==== Material supplied

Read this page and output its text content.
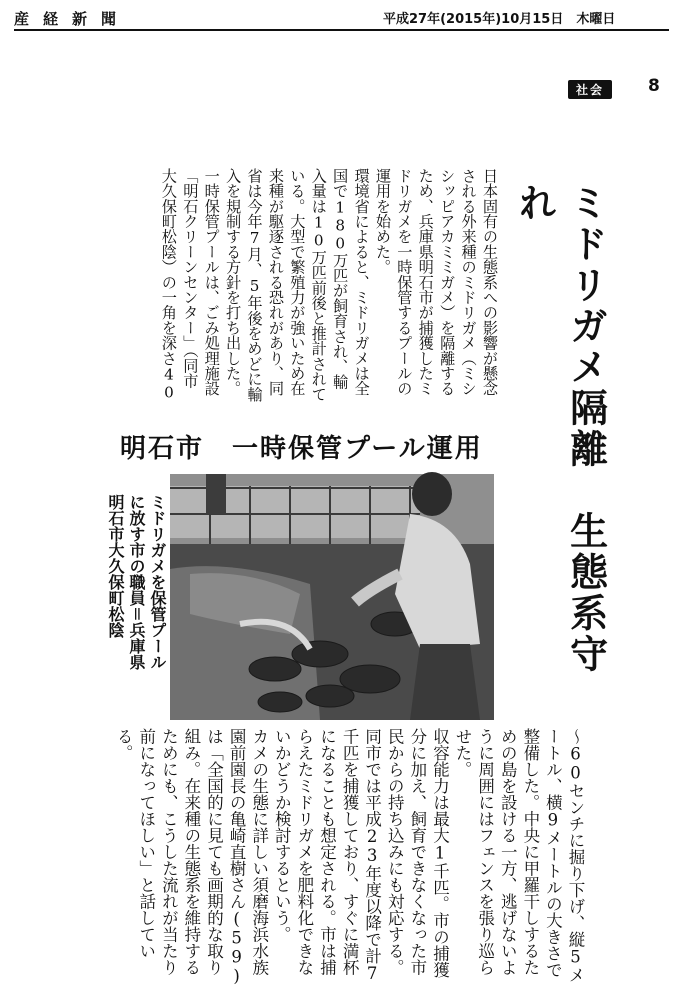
産経新聞	平成27年(2015年)10月15日　木曜日
社会	8
ミドリガメ隔離　生態系守れ
日本固有の生態系への影響が懸念される外来種のミドリガメ（ミシシッピアカミミガメ）を隔離するため、兵庫県明石市が捕獲したミドリガメを一時保管するプールの運用を始めた。
環境省によると、ミドリガメは全国で180万匹が飼育され、輸入量は10万匹前後と推計されている。大型で繁殖力が強いため在来種が駆逐される恐れがあり、同省は今年7月、5年後をめどに輸入を規制する方針を打ち出した。
一時保管プールは、ごみ処理施設「明石クリーンセンター」（同市大久保町松陰）の一角を深さ40
明石市　一時保管プール運用
ミドリガメを保管プールに放す市の職員＝兵庫県明石市大久保町松陰
～60センチに掘り下げ、縦5メートル、横9メートルの大きさで整備した。中央に甲羅干しするための島を設ける一方、逃げないように周囲にはフェンスを張り巡らせた。
収容能力は最大1千匹。市の捕獲分に加え、飼育できなくなった市民からの持ち込みにも対応する。同市では平成23年度以降で計7千匹を捕獲しており、すぐに満杯になることも想定される。市は捕らえたミドリガメを肥料化できないかどうか検討するという。
カメの生態に詳しい須磨海浜水族園前園長の亀崎直樹さん(59)は「全国的に見ても画期的な取り組み。在来種の生態系を維持するためにも、こうした流れが当たり前になってほしい」と話している。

========

## Requirements
The records above must be printed exactly; the pictures stay out.

## Solution to the exercise
Read this page and output its text content.
産経新聞	平成27年(2015年)10月15日　木曜日
社会	8
ミドリガメ隔離　生態系守れ
日本固有の生態系への影響が懸念される外来種のミドリガメ（ミシシッピアカミミガメ）を隔離するため、兵庫県明石市が捕獲したミドリガメを一時保管するプールの運用を始めた。
環境省によると、ミドリガメは全国で180万匹が飼育され、輸入量は10万匹前後と推計されている。大型で繁殖力が強いため在来種が駆逐される恐れがあり、同省は今年7月、5年後をめどに輸入を規制する方針を打ち出した。
一時保管プールは、ごみ処理施設「明石クリーンセンター」（同市大久保町松陰）の一角を深さ40
明石市　一時保管プール運用
ミドリガメを保管プールに放す市の職員＝兵庫県明石市大久保町松陰
～60センチに掘り下げ、縦5メートル、横9メートルの大きさで整備した。中央に甲羅干しするための島を設ける一方、逃げないように周囲にはフェンスを張り巡らせた。
収容能力は最大1千匹。市の捕獲分に加え、飼育できなくなった市民からの持ち込みにも対応する。同市では平成23年度以降で計7千匹を捕獲しており、すぐに満杯になることも想定される。市は捕らえたミドリガメを肥料化できないかどうか検討するという。
カメの生態に詳しい須磨海浜水族園前園長の亀崎直樹さん(59)は「全国的に見ても画期的な取り組み。在来種の生態系を維持するためにも、こうした流れが当たり前になってほしい」と話している。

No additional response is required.